**Exercise instructions:** Go through the material and write it all out exactly, minus the pictures.

[Stored items from a collection]
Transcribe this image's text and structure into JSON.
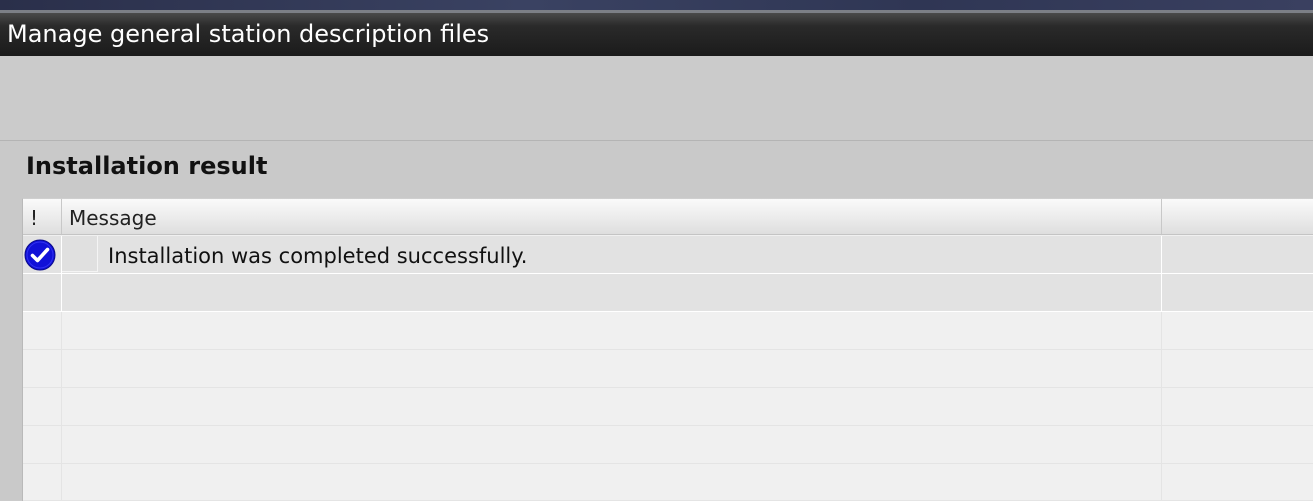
{
  "window": {
    "title": "Manage general station description files"
  },
  "section": {
    "heading": "Installation result"
  },
  "table": {
    "columns": [
      {
        "label": "!"
      },
      {
        "label": "Message"
      },
      {
        "label": ""
      }
    ],
    "rows": [
      {
        "status_icon": "success-check-icon",
        "message": "Installation was completed successfully."
      }
    ]
  },
  "colors": {
    "success_icon_fill": "#1010d8",
    "title_bar": "#1b1b1b"
  }
}
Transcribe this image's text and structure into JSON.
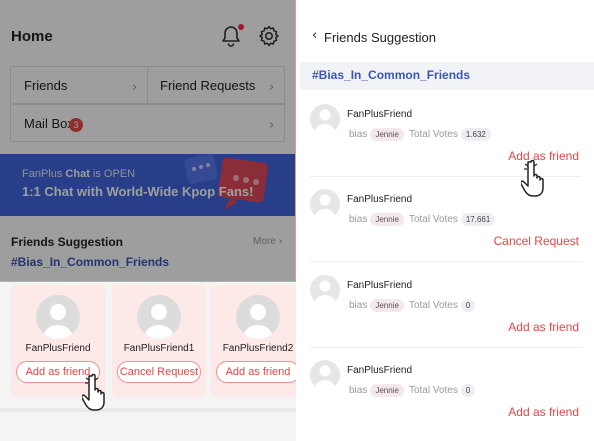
{
  "left": {
    "header": {
      "title": "Home",
      "bell_icon": "bell-icon",
      "settings_icon": "gear-icon"
    },
    "menu": {
      "friends": "Friends",
      "friend_requests": "Friend Requests",
      "mailbox": "Mail Box",
      "mailbox_badge": "3"
    },
    "banner": {
      "line1_prefix": "FanPlus ",
      "line1_bold": "Chat",
      "line1_suffix": " is OPEN",
      "line2": "1:1 Chat with World-Wide Kpop Fans!"
    },
    "friends_suggestion": {
      "title": "Friends Suggestion",
      "more": "More",
      "tag": "#Bias_In_Common_Friends"
    },
    "cards": [
      {
        "name": "FanPlusFriend",
        "button": "Add as friend"
      },
      {
        "name": "FanPlusFriend1",
        "button": "Cancel Request"
      },
      {
        "name": "FanPlusFriend2",
        "button": "Add as friend"
      }
    ]
  },
  "right": {
    "title": "Friends Suggestion",
    "tag": "#Bias_In_Common_Friends",
    "items": [
      {
        "name": "FanPlusFriend",
        "bias_label": "bias",
        "bias": "Jennie",
        "votes_label": "Total Votes",
        "votes": "1.632",
        "action": "Add as friend"
      },
      {
        "name": "FanPlusFriend",
        "bias_label": "bias",
        "bias": "Jennie",
        "votes_label": "Total Votes",
        "votes": "17.661",
        "action": "Cancel Request"
      },
      {
        "name": "FanPlusFriend",
        "bias_label": "bias",
        "bias": "Jennie",
        "votes_label": "Total Votes",
        "votes": "0",
        "action": "Add as friend"
      },
      {
        "name": "FanPlusFriend",
        "bias_label": "bias",
        "bias": "Jennie",
        "votes_label": "Total Votes",
        "votes": "0",
        "action": "Add as friend"
      }
    ]
  },
  "colors": {
    "accent_red": "#e74444",
    "tag_blue": "#3a56b8",
    "banner_blue": "#4264dd",
    "card_pink": "#fde9e7"
  }
}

**Response to the exercise:**
Transcribe this image's text and structure into JSON.
{
  "window": {
    "title": "Manage general station description files"
  },
  "section": {
    "heading": "Installation result"
  },
  "table": {
    "columns": [
      {
        "label": "!"
      },
      {
        "label": "Message"
      },
      {
        "label": ""
      }
    ],
    "rows": [
      {
        "status_icon": "success-check-icon",
        "message": "Installation was completed successfully."
      }
    ]
  },
  "colors": {
    "success_icon_fill": "#1010d8",
    "title_bar": "#1b1b1b"
  }
}
Transcribe this image's text and structure into JSON.
{
  "left": {
    "header": {
      "title": "Home",
      "bell_icon": "bell-icon",
      "settings_icon": "gear-icon"
    },
    "menu": {
      "friends": "Friends",
      "friend_requests": "Friend Requests",
      "mailbox": "Mail Box",
      "mailbox_badge": "3"
    },
    "banner": {
      "line1_prefix": "FanPlus ",
      "line1_bold": "Chat",
      "line1_suffix": " is OPEN",
      "line2": "1:1 Chat with World-Wide Kpop Fans!"
    },
    "friends_suggestion": {
      "title": "Friends Suggestion",
      "more": "More",
      "tag": "#Bias_In_Common_Friends"
    },
    "cards": [
      {
        "name": "FanPlusFriend",
        "button": "Add as friend"
      },
      {
        "name": "FanPlusFriend1",
        "button": "Cancel Request"
      },
      {
        "name": "FanPlusFriend2",
        "button": "Add as friend"
      }
    ]
  },
  "right": {
    "title": "Friends Suggestion",
    "tag": "#Bias_In_Common_Friends",
    "items": [
      {
        "name": "FanPlusFriend",
        "bias_label": "bias",
        "bias": "Jennie",
        "votes_label": "Total Votes",
        "votes": "1.632",
        "action": "Add as friend"
      },
      {
        "name": "FanPlusFriend",
        "bias_label": "bias",
        "bias": "Jennie",
        "votes_label": "Total Votes",
        "votes": "17.661",
        "action": "Cancel Request"
      },
      {
        "name": "FanPlusFriend",
        "bias_label": "bias",
        "bias": "Jennie",
        "votes_label": "Total Votes",
        "votes": "0",
        "action": "Add as friend"
      },
      {
        "name": "FanPlusFriend",
        "bias_label": "bias",
        "bias": "Jennie",
        "votes_label": "Total Votes",
        "votes": "0",
        "action": "Add as friend"
      }
    ]
  },
  "colors": {
    "accent_red": "#e74444",
    "tag_blue": "#3a56b8",
    "banner_blue": "#4264dd",
    "card_pink": "#fde9e7"
  }
}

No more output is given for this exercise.